:: Given records

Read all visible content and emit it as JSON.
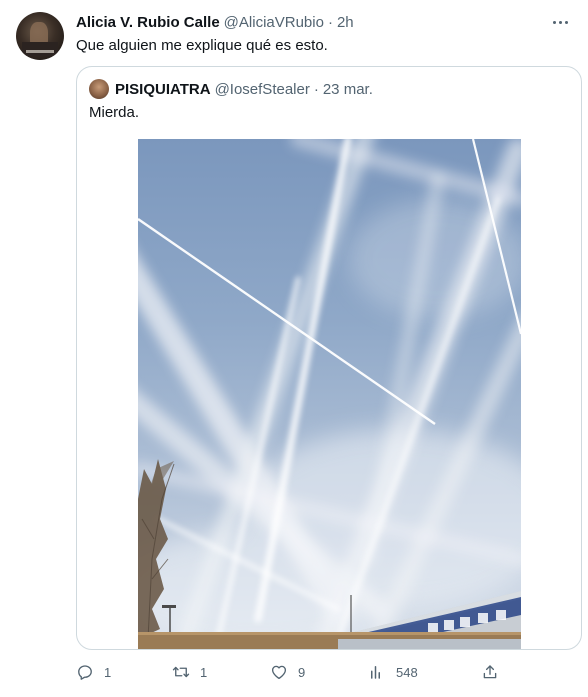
{
  "tweet": {
    "author_name": "Alicia V. Rubio Calle",
    "author_handle": "@AliciaVRubio",
    "separator": "·",
    "time": "2h",
    "text": "Que alguien me explique qué es esto."
  },
  "quote": {
    "author_name": "PISIQUIATRA",
    "author_handle": "@IosefStealer",
    "separator": "·",
    "time": "23 mar.",
    "text": "Mierda."
  },
  "actions": {
    "replies": "1",
    "retweets": "1",
    "likes": "9",
    "views": "548"
  },
  "icons": [
    "more-icon",
    "reply-icon",
    "retweet-icon",
    "like-icon",
    "views-icon",
    "share-icon"
  ]
}
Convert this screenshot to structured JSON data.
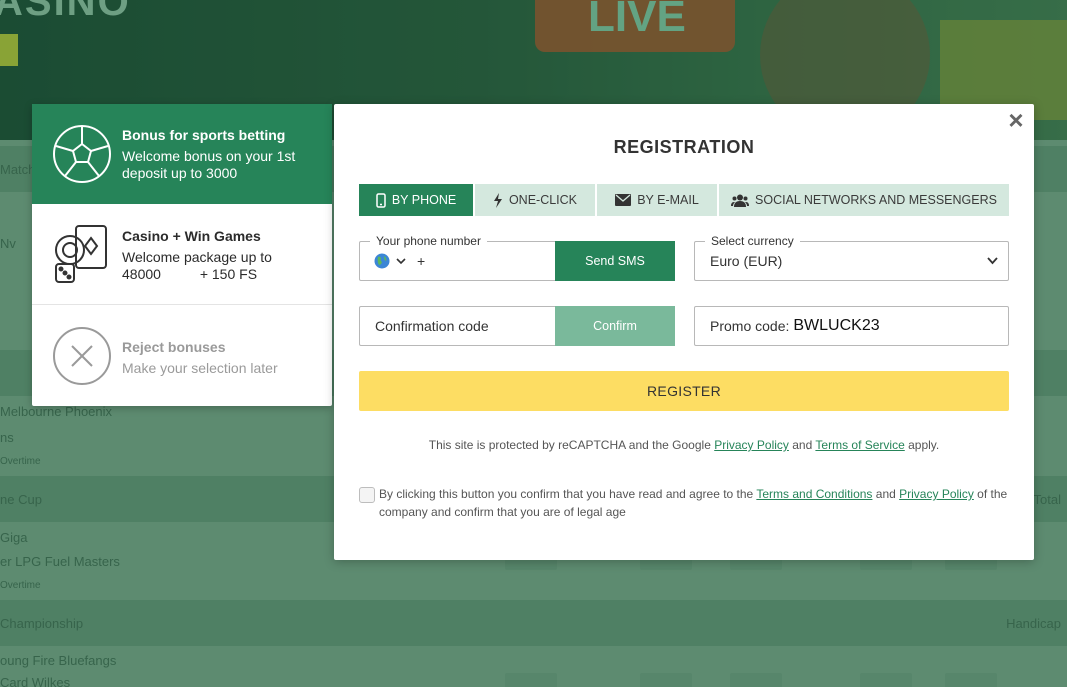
{
  "background": {
    "banner_title": "ASINO",
    "live_label": "LIVE",
    "rows": [
      {
        "text": "Match",
        "right": ""
      },
      {
        "text": "Melbourne Phoenix",
        "right": ""
      },
      {
        "text": "ns",
        "right": ""
      },
      {
        "text": "Overtime",
        "right": ""
      },
      {
        "text": "ne Cup",
        "right": "Total"
      },
      {
        "text": "Giga",
        "right": ""
      },
      {
        "text": "er LPG Fuel Masters",
        "right": ""
      },
      {
        "text": "Overtime",
        "right": ""
      },
      {
        "text": "Championship",
        "right": "Handicap"
      },
      {
        "text": "oung Fire Bluefangs",
        "right": ""
      },
      {
        "text": "Card Wilkes",
        "right": ""
      }
    ]
  },
  "bonus_panel": {
    "items": [
      {
        "icon": "soccer-ball-icon",
        "title": "Bonus for sports betting",
        "text": "Welcome bonus on your 1st deposit up to 3000"
      },
      {
        "icon": "casino-icon",
        "title": "Casino + Win Games",
        "text": "Welcome package up to 48000          + 150 FS"
      },
      {
        "icon": "reject-icon",
        "title": "Reject bonuses",
        "text": "Make your selection later"
      }
    ]
  },
  "registration": {
    "close_label": "×",
    "title": "REGISTRATION",
    "tabs": [
      {
        "label": "BY PHONE",
        "icon": "phone-icon",
        "active": true
      },
      {
        "label": "ONE-CLICK",
        "icon": "lightning-icon",
        "active": false
      },
      {
        "label": "BY E-MAIL",
        "icon": "envelope-icon",
        "active": false
      },
      {
        "label": "SOCIAL NETWORKS AND MESSENGERS",
        "icon": "users-icon",
        "active": false
      }
    ],
    "phone": {
      "legend": "Your phone number",
      "prefix": "+",
      "send_label": "Send SMS"
    },
    "currency": {
      "legend": "Select currency",
      "value": "Euro (EUR)"
    },
    "confirmation": {
      "placeholder": "Confirmation code",
      "confirm_label": "Confirm"
    },
    "promo": {
      "label": "Promo code:",
      "value": "BWLUCK23"
    },
    "register_label": "REGISTER",
    "captcha": {
      "prefix": "This site is protected by reCAPTCHA and the Google",
      "privacy": "Privacy Policy",
      "and": "and",
      "terms": "Terms of Service",
      "suffix": "apply."
    },
    "agree": {
      "prefix": "By clicking this button you confirm that you have read and agree to the",
      "terms": "Terms and Conditions",
      "and": "and",
      "privacy": "Privacy Policy",
      "suffix": "of the company and confirm that you are of legal age"
    }
  },
  "colors": {
    "green": "#268459",
    "light_green": "#7ab99b",
    "tab_bg": "#d4e8de",
    "register": "#fddd63"
  }
}
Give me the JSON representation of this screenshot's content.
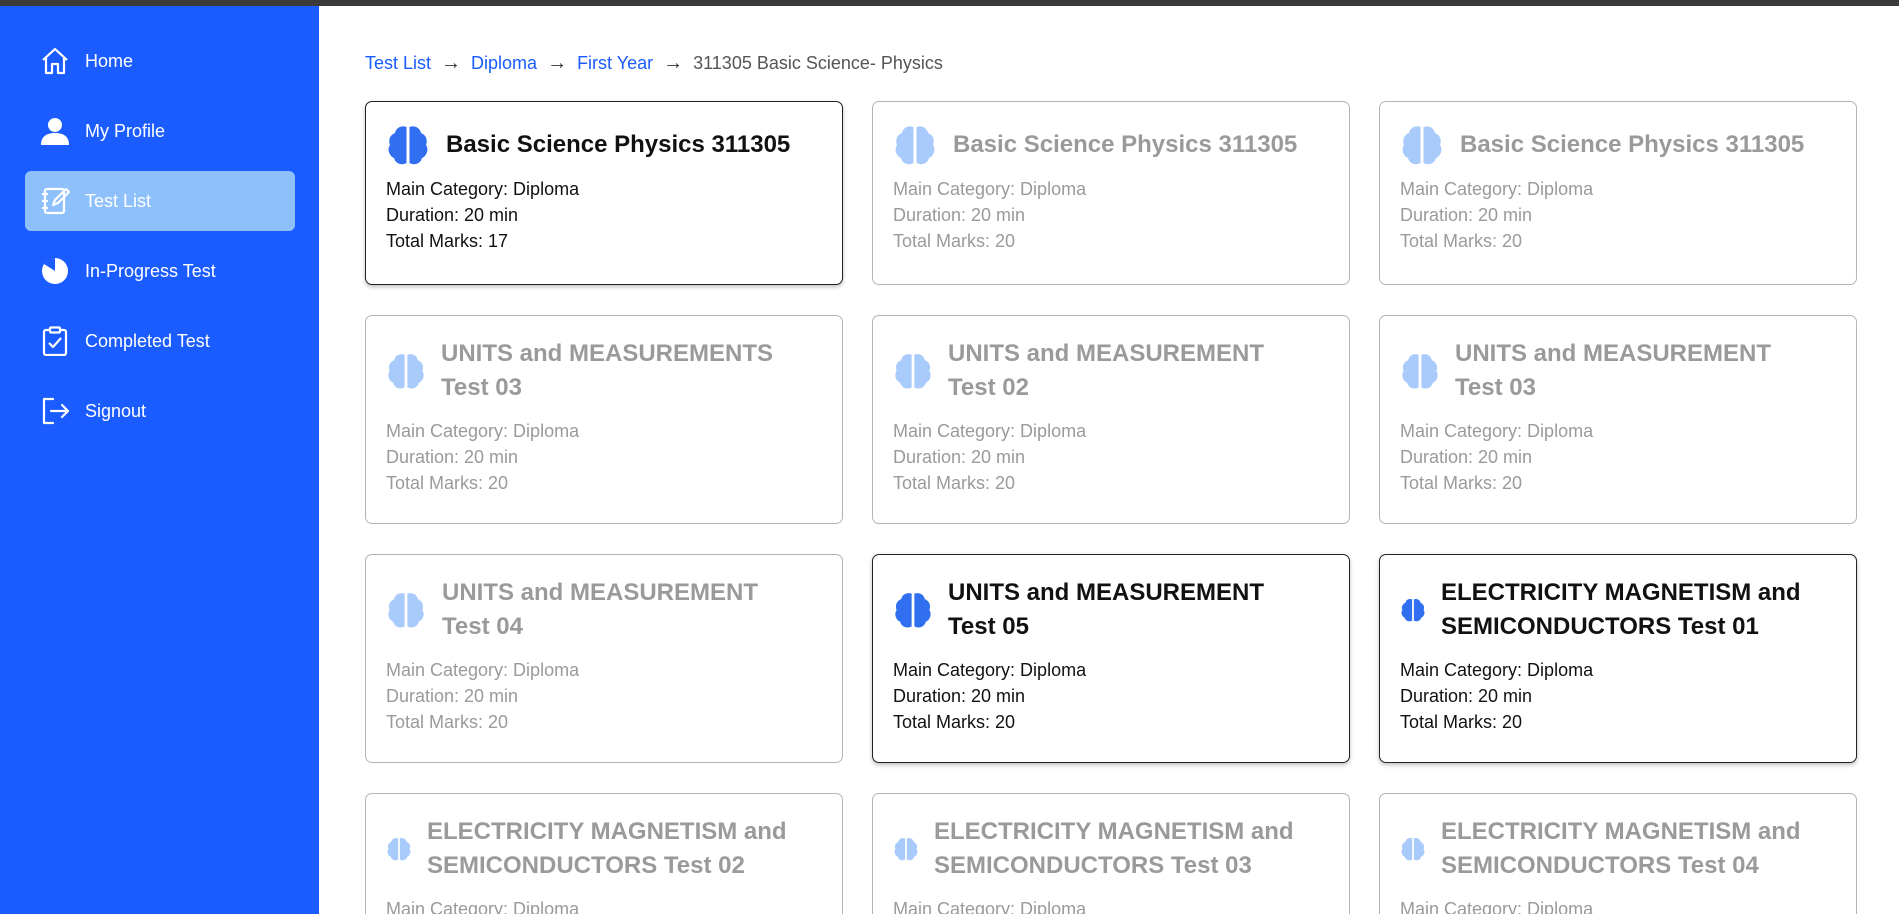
{
  "colors": {
    "sidebar": "#1a5cff",
    "active_item": "#8ec1fc",
    "link": "#1a5cff",
    "brain_enabled": "#2f6ff0",
    "brain_disabled": "#a9cbfb"
  },
  "sidebar": {
    "items": [
      {
        "label": "Home",
        "icon": "home-icon"
      },
      {
        "label": "My Profile",
        "icon": "user-icon"
      },
      {
        "label": "Test List",
        "icon": "notebook-edit-icon",
        "active": true
      },
      {
        "label": "In-Progress Test",
        "icon": "pie-chart-icon"
      },
      {
        "label": "Completed Test",
        "icon": "clipboard-check-icon"
      },
      {
        "label": "Signout",
        "icon": "logout-icon"
      }
    ]
  },
  "breadcrumb": {
    "items": [
      "Test List",
      "Diploma",
      "First Year"
    ],
    "separator": "→",
    "current": "311305 Basic Science- Physics"
  },
  "cards": [
    {
      "title": "Basic Science Physics 311305",
      "category": "Main Category: Diploma",
      "duration": "Duration: 20 min",
      "marks": "Total Marks: 17",
      "enabled": true
    },
    {
      "title": "Basic Science Physics 311305",
      "category": "Main Category: Diploma",
      "duration": "Duration: 20 min",
      "marks": "Total Marks: 20",
      "enabled": false
    },
    {
      "title": "Basic Science Physics 311305",
      "category": "Main Category: Diploma",
      "duration": "Duration: 20 min",
      "marks": "Total Marks: 20",
      "enabled": false
    },
    {
      "title": "UNITS and MEASUREMENTS Test 03",
      "category": "Main Category: Diploma",
      "duration": "Duration: 20 min",
      "marks": "Total Marks: 20",
      "enabled": false
    },
    {
      "title": "UNITS and MEASUREMENT Test 02",
      "category": "Main Category: Diploma",
      "duration": "Duration: 20 min",
      "marks": "Total Marks: 20",
      "enabled": false
    },
    {
      "title": "UNITS and MEASUREMENT Test 03",
      "category": "Main Category: Diploma",
      "duration": "Duration: 20 min",
      "marks": "Total Marks: 20",
      "enabled": false
    },
    {
      "title": "UNITS and MEASUREMENT Test 04",
      "category": "Main Category: Diploma",
      "duration": "Duration: 20 min",
      "marks": "Total Marks: 20",
      "enabled": false
    },
    {
      "title": "UNITS and MEASUREMENT Test 05",
      "category": "Main Category: Diploma",
      "duration": "Duration: 20 min",
      "marks": "Total Marks: 20",
      "enabled": true
    },
    {
      "title": "ELECTRICITY MAGNETISM and SEMICONDUCTORS Test 01",
      "category": "Main Category: Diploma",
      "duration": "Duration: 20 min",
      "marks": "Total Marks: 20",
      "enabled": true
    },
    {
      "title": "ELECTRICITY MAGNETISM and SEMICONDUCTORS Test 02",
      "category": "Main Category: Diploma",
      "duration": "",
      "marks": "",
      "enabled": false
    },
    {
      "title": "ELECTRICITY MAGNETISM and SEMICONDUCTORS Test 03",
      "category": "Main Category: Diploma",
      "duration": "",
      "marks": "",
      "enabled": false
    },
    {
      "title": "ELECTRICITY MAGNETISM and SEMICONDUCTORS Test 04",
      "category": "Main Category: Diploma",
      "duration": "",
      "marks": "",
      "enabled": false
    }
  ]
}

::::

*Task details*.
What is the number of lines in the data holding the word "content"? Reply with that number only.

*Task response*.
2